## [Material to process]
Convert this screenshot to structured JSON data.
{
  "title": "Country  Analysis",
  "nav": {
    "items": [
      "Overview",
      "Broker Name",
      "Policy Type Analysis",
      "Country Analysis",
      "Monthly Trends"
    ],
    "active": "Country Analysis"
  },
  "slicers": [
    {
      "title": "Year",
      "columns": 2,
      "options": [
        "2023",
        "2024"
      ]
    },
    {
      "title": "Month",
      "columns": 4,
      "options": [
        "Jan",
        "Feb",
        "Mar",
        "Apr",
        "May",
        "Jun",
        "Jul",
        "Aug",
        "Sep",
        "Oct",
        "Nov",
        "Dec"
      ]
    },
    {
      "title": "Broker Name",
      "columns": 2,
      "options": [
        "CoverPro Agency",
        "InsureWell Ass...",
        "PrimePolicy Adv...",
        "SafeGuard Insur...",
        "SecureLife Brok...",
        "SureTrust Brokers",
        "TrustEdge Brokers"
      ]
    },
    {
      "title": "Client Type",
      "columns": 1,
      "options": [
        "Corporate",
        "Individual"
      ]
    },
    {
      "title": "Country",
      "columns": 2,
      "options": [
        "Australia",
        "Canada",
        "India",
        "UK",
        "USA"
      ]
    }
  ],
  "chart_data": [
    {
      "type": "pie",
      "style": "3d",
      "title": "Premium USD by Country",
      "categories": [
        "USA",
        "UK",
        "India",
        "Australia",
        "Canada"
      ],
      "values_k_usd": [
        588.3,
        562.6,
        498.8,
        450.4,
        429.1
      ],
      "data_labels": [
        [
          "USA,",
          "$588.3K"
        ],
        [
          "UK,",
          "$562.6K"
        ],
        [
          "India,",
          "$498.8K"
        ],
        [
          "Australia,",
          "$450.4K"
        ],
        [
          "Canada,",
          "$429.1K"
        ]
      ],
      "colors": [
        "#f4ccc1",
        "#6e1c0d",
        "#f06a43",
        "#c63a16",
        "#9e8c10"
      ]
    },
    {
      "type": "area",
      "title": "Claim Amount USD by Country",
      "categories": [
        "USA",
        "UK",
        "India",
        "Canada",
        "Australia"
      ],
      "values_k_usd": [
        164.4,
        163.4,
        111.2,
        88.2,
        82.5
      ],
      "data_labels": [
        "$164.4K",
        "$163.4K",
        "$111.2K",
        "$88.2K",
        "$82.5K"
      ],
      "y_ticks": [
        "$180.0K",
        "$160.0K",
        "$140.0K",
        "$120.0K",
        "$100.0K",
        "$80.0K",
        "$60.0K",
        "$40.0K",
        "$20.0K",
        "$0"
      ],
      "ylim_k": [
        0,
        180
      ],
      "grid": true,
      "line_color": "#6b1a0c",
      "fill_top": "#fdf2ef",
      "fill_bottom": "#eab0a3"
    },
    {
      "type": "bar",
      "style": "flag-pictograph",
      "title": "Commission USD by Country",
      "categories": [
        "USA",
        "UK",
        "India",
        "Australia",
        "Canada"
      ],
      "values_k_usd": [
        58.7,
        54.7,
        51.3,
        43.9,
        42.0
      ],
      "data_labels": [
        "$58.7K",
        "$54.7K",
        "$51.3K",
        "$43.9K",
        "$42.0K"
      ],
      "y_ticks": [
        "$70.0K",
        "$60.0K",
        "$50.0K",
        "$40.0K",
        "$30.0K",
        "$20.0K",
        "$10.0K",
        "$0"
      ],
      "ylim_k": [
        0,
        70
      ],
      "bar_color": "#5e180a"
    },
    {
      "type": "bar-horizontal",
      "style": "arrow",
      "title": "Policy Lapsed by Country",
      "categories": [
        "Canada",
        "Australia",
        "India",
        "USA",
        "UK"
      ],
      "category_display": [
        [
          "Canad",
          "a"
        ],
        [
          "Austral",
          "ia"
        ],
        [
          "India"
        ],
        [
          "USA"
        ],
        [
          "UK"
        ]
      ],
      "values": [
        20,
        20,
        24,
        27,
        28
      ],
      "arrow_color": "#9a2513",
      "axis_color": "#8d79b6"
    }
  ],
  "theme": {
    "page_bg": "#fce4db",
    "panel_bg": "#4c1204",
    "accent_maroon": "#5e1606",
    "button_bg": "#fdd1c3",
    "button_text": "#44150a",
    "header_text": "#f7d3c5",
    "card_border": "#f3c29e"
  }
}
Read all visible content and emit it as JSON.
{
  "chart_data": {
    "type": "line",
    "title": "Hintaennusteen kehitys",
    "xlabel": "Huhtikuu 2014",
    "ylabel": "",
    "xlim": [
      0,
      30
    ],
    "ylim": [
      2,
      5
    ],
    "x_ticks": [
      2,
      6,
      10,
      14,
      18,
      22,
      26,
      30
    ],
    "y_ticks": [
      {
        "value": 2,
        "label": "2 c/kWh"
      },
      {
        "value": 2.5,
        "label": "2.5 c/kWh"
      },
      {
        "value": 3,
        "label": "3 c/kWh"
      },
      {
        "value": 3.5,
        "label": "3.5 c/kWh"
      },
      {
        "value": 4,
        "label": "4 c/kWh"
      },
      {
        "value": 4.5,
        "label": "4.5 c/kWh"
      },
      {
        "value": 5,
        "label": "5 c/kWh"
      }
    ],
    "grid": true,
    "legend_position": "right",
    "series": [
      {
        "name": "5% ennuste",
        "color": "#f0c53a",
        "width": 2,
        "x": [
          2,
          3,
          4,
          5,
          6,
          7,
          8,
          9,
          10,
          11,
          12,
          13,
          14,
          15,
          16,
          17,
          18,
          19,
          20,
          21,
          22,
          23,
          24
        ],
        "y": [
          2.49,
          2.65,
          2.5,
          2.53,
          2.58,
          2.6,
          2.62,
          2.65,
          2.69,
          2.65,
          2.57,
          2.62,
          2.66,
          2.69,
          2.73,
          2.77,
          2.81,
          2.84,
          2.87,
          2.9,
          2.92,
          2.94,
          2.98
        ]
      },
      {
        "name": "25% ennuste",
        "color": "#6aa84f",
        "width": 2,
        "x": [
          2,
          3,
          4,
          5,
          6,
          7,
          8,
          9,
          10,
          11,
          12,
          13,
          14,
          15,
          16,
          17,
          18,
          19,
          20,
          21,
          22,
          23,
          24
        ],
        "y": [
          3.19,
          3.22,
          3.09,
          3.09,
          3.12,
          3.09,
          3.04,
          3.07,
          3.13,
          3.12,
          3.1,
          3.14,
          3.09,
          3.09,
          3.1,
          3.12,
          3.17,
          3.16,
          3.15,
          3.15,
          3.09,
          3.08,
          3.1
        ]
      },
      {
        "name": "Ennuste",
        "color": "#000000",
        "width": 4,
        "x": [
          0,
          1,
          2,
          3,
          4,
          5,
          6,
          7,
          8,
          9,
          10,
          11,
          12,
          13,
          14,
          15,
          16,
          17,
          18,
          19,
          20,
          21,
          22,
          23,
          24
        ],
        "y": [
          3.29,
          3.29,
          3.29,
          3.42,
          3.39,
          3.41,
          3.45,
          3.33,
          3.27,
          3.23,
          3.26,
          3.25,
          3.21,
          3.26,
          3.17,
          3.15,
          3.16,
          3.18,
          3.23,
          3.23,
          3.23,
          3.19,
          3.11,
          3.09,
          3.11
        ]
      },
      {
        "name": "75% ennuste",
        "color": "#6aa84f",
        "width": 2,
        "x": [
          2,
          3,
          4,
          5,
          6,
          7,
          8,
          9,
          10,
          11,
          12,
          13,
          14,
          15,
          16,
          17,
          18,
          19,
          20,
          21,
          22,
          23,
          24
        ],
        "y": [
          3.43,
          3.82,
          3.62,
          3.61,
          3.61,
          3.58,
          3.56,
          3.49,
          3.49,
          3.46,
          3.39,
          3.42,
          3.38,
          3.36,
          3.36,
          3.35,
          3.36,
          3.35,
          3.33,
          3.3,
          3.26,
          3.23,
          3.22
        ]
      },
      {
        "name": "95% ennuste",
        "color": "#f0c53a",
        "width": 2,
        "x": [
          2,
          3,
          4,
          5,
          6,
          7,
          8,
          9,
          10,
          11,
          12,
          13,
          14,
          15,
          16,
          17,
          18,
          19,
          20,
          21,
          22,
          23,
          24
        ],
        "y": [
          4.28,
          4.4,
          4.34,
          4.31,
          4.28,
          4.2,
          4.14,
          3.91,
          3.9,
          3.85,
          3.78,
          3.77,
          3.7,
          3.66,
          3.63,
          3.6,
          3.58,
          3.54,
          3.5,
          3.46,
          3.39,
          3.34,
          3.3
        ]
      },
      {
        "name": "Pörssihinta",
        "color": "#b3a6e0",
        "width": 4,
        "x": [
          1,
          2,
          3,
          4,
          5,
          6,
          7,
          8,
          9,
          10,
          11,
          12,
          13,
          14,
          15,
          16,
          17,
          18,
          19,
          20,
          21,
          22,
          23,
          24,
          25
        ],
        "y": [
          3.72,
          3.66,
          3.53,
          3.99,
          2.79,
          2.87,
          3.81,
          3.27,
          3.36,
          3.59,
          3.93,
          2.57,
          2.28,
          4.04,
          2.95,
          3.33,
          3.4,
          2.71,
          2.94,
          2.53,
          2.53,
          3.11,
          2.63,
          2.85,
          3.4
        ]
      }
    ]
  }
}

## [Given problem]
Isolate the lines that hold the word "Brokers" and copy all of them.

## [Completed task]
        "SureTrust Brokers",
        "TrustEdge Brokers"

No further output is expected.